**Task directions:** Return each line that holds the word "passenger".

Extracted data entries
————

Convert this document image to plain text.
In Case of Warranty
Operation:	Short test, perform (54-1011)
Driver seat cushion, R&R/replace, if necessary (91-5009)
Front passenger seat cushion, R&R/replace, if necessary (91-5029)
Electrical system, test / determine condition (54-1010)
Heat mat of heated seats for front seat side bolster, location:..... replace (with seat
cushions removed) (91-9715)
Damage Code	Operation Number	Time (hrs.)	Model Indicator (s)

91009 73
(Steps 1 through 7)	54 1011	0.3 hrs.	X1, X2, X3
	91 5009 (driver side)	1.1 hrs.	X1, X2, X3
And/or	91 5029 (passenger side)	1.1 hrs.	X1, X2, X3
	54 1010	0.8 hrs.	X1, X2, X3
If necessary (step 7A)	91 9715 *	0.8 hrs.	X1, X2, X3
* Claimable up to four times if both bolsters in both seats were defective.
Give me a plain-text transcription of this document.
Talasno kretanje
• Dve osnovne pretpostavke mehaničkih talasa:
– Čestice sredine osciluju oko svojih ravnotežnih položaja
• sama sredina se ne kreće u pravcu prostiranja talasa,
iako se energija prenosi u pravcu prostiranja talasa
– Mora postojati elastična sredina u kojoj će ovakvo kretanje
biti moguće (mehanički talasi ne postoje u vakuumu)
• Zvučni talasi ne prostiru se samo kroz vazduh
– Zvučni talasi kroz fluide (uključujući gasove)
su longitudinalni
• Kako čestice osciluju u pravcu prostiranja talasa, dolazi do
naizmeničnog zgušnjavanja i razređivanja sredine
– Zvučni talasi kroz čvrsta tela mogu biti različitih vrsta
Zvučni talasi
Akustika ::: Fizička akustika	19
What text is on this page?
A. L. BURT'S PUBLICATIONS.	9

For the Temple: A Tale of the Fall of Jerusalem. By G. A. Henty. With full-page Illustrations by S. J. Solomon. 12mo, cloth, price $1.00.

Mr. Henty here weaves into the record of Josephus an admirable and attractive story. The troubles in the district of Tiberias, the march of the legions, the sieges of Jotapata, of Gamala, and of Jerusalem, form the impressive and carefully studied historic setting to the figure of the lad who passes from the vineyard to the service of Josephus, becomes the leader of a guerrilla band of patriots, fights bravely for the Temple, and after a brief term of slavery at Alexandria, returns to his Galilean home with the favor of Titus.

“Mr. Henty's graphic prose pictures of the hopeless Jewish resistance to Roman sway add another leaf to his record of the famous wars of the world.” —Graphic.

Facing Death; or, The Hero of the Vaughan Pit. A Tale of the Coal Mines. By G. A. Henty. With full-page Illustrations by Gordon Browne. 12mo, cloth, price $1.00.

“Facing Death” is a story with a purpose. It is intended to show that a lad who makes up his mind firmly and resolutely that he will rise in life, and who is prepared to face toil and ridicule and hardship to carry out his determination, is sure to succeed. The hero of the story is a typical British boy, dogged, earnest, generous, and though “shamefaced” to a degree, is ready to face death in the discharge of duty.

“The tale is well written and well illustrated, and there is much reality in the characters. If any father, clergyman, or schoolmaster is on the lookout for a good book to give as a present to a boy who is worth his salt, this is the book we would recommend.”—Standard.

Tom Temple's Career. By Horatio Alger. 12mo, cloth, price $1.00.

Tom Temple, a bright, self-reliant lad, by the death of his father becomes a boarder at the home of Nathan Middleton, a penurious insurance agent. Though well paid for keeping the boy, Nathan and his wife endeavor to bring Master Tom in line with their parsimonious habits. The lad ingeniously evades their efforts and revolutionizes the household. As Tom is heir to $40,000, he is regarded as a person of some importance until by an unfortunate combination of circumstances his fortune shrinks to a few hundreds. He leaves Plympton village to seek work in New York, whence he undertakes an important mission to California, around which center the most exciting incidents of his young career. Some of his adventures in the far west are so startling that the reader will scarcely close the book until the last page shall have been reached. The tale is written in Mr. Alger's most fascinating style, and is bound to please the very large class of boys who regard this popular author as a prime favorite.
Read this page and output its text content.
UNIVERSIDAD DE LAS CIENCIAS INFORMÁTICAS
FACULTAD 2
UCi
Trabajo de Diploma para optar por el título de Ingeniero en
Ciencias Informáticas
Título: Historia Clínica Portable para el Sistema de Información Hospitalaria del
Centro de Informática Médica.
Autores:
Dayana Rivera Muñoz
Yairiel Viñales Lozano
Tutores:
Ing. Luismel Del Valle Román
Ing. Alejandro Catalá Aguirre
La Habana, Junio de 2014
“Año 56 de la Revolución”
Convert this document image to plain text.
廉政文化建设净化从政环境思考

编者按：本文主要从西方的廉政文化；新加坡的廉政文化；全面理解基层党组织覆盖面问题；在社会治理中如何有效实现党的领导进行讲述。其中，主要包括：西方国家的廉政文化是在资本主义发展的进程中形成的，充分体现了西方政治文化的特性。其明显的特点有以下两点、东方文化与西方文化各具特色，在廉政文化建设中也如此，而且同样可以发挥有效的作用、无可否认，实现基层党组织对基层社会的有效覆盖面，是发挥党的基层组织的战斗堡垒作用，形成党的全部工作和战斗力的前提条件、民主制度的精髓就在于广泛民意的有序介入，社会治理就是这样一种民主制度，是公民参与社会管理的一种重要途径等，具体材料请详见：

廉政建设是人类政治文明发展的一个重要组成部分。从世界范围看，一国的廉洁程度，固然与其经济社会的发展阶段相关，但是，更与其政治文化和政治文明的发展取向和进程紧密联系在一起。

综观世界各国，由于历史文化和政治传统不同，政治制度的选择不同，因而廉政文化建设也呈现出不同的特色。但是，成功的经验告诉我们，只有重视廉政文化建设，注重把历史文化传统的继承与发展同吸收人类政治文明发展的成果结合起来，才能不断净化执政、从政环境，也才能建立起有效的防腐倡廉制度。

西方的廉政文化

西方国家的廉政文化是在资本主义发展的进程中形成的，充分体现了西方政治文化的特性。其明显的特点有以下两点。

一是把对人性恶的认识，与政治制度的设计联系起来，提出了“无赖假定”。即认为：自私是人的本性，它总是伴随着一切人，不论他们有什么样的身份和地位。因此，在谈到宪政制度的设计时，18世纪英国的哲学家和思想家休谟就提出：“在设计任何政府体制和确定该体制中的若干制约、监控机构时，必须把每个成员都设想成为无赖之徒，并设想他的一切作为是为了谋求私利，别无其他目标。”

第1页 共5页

————

**Written answer:**
Front passenger seat cushion, R&R/replace, if necessary (91-5029)
And/or	91 5029 (passenger side)	1.1 hrs.	X1, X2, X3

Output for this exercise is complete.